- GOAL:
Set down the final stretch of the data, from the line that holds "Give me the" through the last line, both included, with pictures left out.

- WORKING DATA:
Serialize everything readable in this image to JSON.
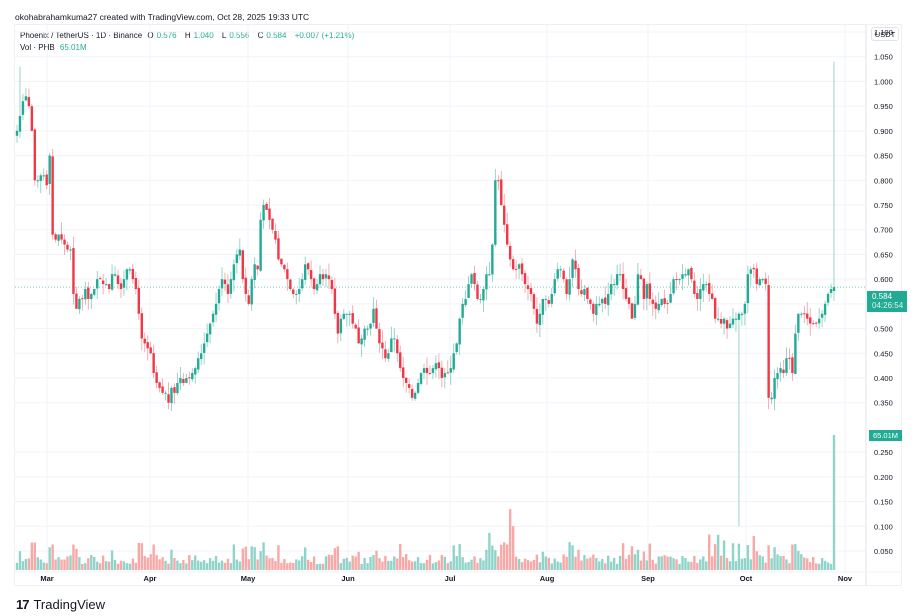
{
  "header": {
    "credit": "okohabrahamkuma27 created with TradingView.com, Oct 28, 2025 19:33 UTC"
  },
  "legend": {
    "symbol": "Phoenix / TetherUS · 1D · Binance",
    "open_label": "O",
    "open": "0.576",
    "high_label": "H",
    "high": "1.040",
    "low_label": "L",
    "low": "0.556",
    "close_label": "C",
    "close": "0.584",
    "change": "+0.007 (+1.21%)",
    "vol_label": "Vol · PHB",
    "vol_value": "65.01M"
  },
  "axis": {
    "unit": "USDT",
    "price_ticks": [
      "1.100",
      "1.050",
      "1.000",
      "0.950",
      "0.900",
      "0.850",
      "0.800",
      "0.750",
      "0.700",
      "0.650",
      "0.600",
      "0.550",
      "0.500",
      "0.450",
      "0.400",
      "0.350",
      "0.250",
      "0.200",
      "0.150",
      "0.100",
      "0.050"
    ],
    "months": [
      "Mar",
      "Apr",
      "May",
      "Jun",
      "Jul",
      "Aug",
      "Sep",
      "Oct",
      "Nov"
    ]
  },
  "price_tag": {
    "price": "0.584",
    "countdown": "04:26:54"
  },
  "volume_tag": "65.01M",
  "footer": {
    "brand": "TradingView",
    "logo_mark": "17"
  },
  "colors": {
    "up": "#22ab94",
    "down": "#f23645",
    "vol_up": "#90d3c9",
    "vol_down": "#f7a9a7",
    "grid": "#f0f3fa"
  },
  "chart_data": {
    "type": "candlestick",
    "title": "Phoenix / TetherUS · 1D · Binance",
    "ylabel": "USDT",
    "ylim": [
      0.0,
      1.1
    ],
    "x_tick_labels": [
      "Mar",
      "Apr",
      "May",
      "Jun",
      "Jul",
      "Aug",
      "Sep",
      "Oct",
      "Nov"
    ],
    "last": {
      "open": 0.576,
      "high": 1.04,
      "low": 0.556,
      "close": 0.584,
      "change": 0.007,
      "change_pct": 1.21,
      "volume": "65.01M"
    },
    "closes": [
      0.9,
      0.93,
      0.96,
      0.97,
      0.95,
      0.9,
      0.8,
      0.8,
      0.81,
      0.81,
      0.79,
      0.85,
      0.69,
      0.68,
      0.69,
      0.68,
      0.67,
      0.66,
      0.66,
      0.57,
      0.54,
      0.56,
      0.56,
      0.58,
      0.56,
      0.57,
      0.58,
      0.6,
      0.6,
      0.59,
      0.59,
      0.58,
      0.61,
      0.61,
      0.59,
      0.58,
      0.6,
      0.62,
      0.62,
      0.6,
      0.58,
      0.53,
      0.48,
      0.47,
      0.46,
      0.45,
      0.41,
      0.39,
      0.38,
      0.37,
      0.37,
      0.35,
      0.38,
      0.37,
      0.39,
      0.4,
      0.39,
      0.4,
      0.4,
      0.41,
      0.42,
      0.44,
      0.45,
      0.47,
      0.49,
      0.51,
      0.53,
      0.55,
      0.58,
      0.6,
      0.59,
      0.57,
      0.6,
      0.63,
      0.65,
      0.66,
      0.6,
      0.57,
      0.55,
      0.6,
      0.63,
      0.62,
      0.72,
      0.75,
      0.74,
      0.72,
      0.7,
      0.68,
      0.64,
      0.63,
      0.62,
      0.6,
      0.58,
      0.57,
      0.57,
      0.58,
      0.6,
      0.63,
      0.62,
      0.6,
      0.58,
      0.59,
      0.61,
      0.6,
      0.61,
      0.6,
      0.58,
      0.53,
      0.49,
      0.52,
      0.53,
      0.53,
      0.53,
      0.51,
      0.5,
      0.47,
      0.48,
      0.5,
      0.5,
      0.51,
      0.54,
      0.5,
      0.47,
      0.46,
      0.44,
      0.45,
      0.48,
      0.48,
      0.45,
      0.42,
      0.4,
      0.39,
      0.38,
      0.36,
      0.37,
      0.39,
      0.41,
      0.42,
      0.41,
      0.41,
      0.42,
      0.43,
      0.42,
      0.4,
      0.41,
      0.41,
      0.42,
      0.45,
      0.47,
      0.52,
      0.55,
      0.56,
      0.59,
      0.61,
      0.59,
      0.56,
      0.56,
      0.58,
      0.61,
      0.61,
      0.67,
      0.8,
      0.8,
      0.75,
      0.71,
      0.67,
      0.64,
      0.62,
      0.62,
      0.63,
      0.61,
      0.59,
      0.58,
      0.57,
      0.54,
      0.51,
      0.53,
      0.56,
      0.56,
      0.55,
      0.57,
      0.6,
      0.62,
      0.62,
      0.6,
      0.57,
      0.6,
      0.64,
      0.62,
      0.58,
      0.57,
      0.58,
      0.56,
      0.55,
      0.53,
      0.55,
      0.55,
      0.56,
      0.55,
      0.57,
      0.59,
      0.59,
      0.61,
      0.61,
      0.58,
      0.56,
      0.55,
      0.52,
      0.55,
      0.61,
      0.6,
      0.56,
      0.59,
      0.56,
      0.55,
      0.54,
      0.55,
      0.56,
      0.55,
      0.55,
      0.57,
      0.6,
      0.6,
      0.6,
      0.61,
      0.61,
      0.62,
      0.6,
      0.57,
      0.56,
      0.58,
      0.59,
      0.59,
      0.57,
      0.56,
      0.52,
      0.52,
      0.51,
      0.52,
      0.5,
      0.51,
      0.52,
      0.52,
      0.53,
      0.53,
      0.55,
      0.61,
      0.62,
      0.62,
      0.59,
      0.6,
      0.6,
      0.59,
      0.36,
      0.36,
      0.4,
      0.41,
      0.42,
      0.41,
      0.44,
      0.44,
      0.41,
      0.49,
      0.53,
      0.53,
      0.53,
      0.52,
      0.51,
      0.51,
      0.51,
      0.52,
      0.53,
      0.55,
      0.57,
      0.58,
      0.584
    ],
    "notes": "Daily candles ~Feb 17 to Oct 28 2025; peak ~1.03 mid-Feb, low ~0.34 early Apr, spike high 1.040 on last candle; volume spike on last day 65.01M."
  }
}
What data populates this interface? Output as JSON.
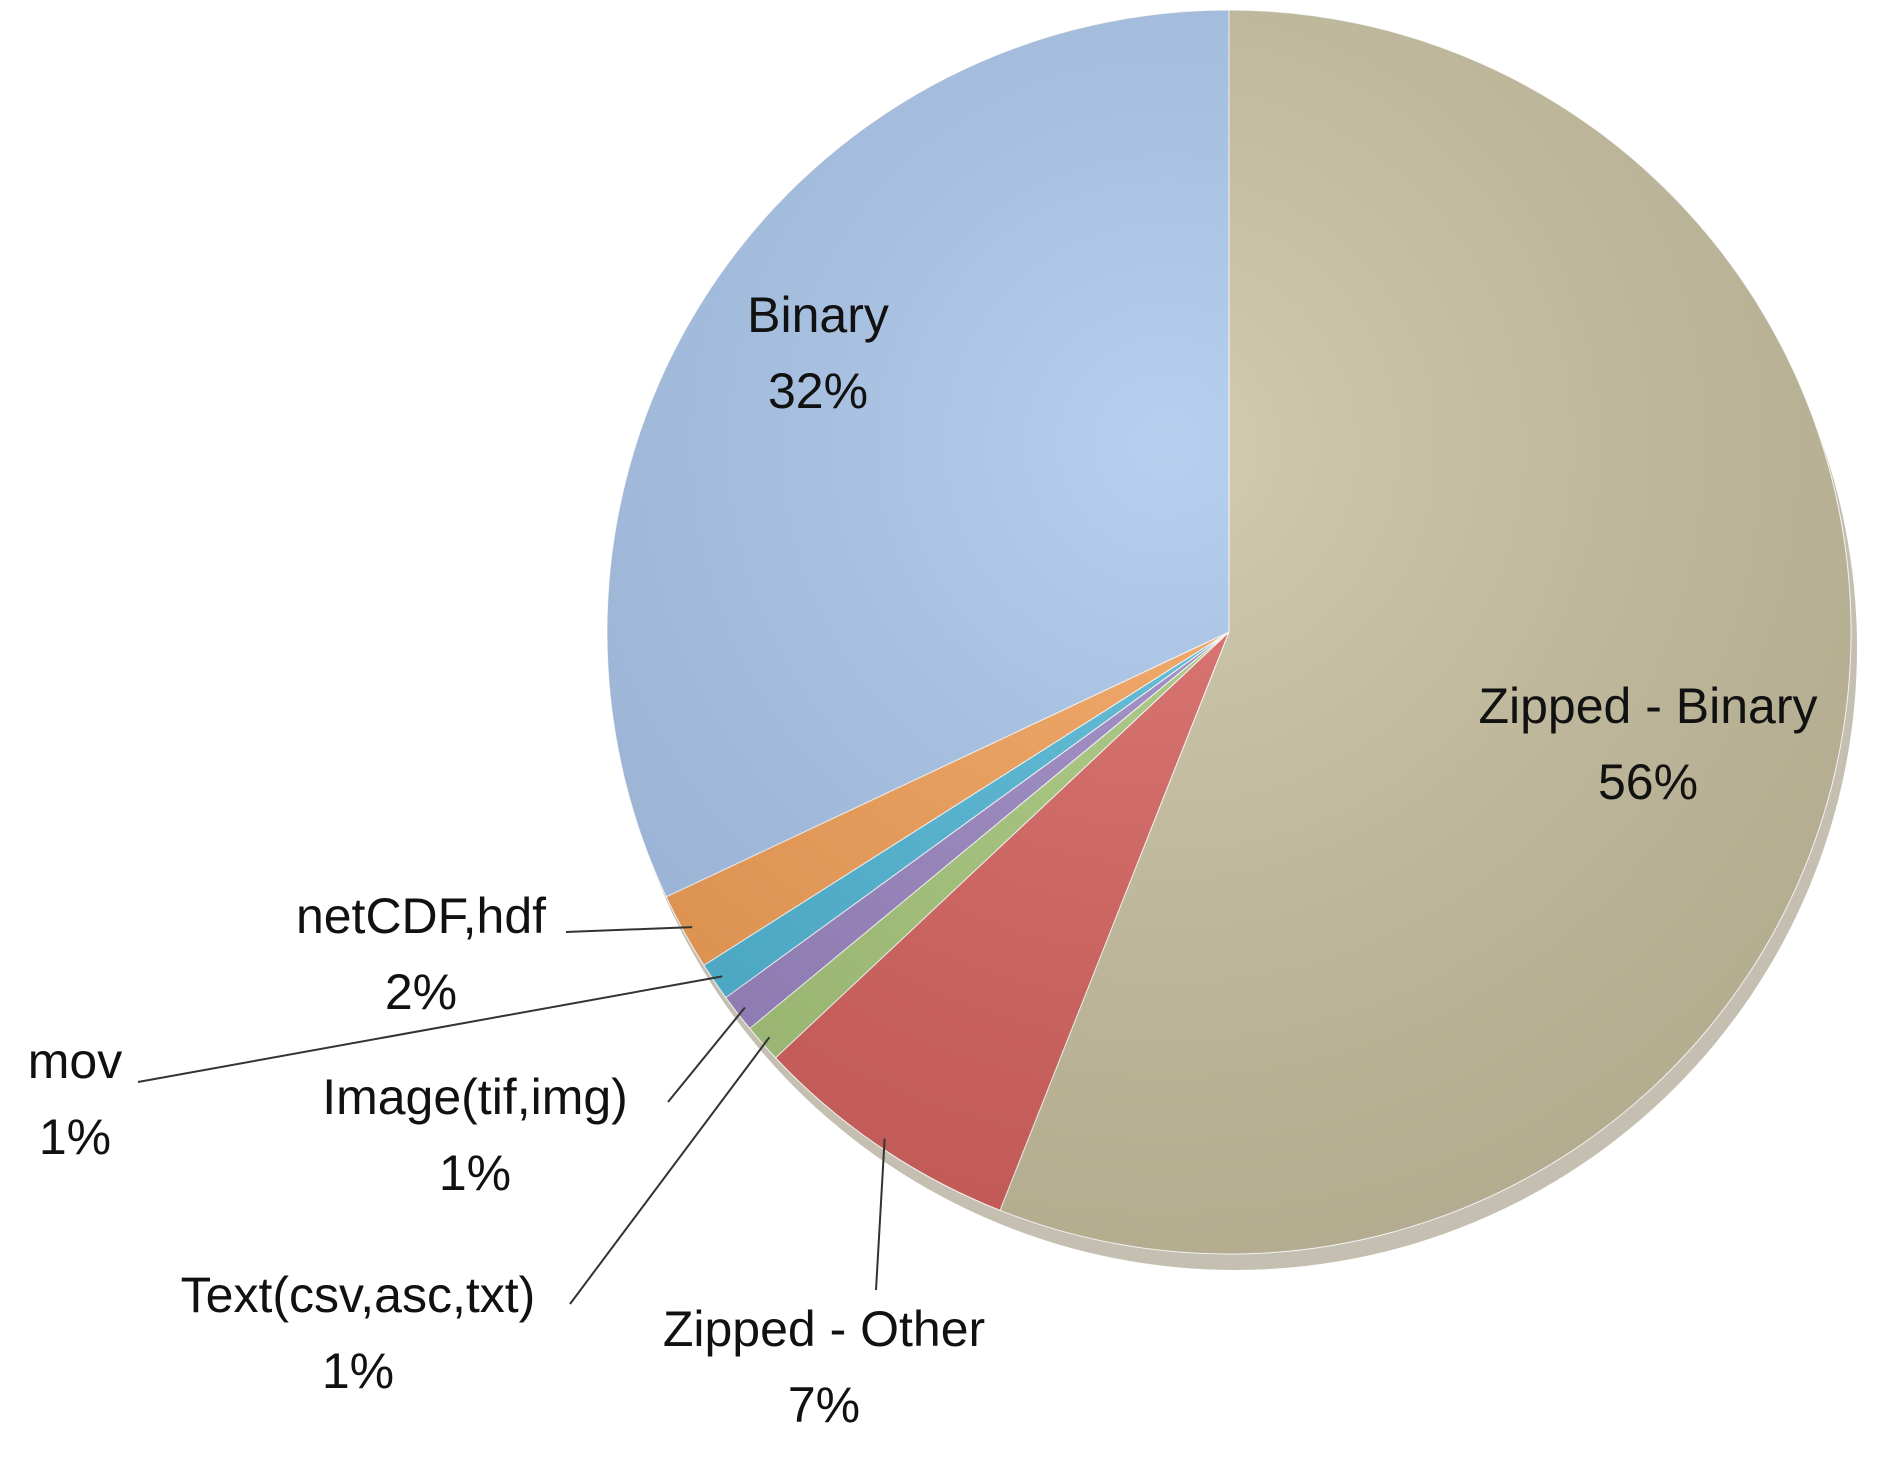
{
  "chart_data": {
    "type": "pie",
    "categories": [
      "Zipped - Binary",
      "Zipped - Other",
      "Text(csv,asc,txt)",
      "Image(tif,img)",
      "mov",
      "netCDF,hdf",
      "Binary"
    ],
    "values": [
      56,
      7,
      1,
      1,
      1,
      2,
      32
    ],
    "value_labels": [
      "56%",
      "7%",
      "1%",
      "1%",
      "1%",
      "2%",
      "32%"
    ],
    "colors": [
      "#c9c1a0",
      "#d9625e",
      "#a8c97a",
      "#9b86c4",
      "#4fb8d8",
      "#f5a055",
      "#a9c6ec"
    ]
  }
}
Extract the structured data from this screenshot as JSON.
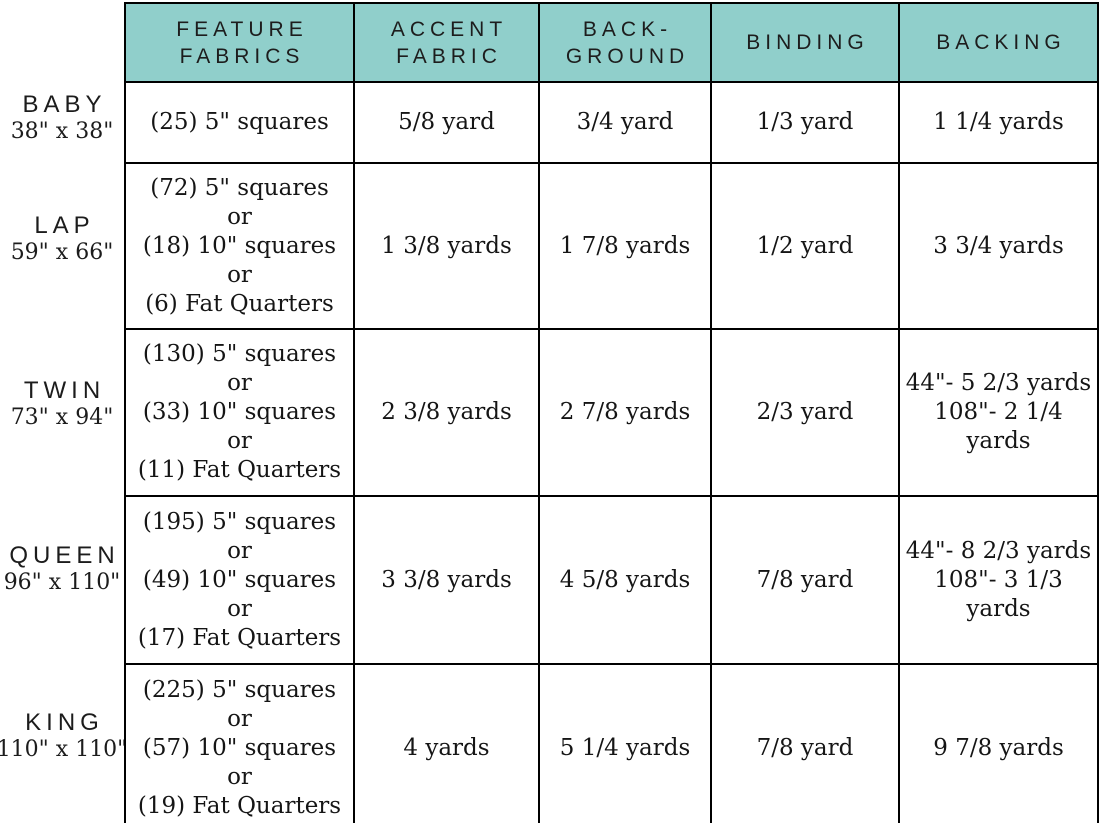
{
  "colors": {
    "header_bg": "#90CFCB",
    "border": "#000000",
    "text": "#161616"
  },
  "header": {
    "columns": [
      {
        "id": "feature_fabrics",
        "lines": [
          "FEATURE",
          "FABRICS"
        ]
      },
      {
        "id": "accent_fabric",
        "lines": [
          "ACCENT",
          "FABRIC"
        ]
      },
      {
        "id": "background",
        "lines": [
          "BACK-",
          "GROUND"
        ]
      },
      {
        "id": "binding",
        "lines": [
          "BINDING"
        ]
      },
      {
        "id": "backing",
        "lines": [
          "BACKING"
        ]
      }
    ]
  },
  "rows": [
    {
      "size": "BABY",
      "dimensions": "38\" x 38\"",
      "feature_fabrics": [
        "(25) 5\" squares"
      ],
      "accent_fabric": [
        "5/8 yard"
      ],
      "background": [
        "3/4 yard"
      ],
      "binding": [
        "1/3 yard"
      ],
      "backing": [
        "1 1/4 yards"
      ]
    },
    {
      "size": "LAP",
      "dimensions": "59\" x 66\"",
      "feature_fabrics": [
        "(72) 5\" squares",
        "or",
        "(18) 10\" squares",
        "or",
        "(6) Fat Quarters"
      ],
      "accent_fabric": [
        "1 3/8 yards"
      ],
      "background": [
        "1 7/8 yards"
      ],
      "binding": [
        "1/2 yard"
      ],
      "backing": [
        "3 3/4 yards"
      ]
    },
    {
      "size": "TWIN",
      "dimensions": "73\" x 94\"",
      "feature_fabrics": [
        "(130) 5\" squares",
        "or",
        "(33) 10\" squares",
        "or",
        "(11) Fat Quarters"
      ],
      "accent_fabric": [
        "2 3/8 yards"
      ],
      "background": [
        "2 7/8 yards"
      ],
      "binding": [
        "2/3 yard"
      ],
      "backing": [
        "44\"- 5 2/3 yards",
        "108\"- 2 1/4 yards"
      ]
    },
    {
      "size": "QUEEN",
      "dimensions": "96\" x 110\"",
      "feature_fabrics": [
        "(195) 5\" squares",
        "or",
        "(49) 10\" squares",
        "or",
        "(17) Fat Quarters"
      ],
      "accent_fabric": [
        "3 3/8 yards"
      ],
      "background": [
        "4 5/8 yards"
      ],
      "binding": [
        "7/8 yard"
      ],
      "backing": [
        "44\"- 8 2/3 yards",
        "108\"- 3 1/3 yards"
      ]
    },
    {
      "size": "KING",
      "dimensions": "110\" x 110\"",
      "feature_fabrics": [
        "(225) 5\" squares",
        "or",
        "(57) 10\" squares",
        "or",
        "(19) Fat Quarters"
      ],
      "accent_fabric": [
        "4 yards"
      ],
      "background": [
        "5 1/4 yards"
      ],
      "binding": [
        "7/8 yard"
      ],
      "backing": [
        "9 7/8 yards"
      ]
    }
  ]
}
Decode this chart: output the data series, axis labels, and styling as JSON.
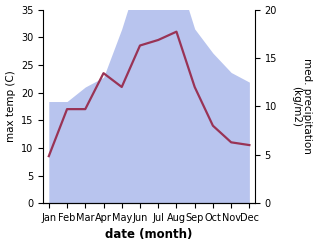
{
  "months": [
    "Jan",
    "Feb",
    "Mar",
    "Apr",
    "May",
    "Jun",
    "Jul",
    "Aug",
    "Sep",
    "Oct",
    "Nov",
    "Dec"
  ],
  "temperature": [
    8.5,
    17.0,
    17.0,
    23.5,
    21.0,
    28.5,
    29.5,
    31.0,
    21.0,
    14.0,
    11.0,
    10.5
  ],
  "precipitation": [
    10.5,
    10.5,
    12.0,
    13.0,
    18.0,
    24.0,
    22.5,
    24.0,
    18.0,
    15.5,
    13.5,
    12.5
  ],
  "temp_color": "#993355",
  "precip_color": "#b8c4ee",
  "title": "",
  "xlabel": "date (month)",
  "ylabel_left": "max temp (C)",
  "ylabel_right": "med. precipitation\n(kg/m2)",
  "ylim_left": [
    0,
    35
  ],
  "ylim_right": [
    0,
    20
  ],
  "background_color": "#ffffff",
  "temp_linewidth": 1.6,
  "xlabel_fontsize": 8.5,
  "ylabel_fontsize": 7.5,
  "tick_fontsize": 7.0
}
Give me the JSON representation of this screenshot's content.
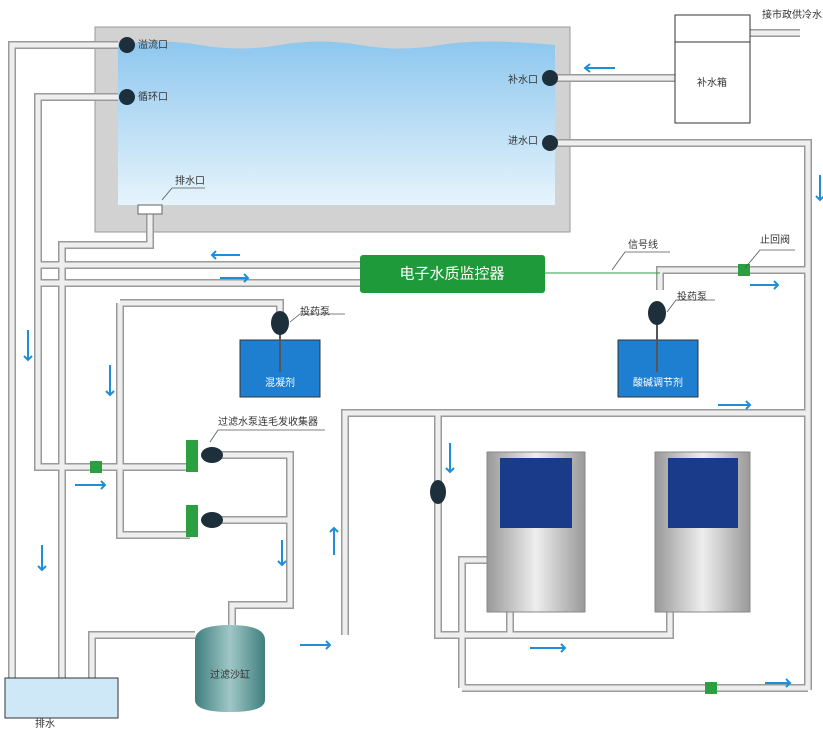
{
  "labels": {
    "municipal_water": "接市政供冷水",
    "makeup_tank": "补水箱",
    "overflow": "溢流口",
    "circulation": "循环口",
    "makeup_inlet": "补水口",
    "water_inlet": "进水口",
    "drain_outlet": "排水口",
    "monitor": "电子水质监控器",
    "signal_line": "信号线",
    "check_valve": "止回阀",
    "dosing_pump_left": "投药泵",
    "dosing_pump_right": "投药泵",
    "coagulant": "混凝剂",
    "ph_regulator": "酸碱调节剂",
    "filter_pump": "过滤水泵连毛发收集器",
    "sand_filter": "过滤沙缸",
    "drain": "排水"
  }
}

- CORRECT RESULT:
Give me the JSON representation of this screenshot's content.
{
  "labels": {
    "municipal_water": "接市政供冷水",
    "makeup_tank": "补水箱",
    "overflow": "溢流口",
    "circulation": "循环口",
    "makeup_inlet": "补水口",
    "water_inlet": "进水口",
    "drain_outlet": "排水口",
    "monitor": "电子水质监控器",
    "signal_line": "信号线",
    "check_valve": "止回阀",
    "dosing_pump_left": "投药泵",
    "dosing_pump_right": "投药泵",
    "coagulant": "混凝剂",
    "ph_regulator": "酸碱调节剂",
    "filter_pump": "过滤水泵连毛发收集器",
    "sand_filter": "过滤沙缸",
    "drain": "排水"
  }
}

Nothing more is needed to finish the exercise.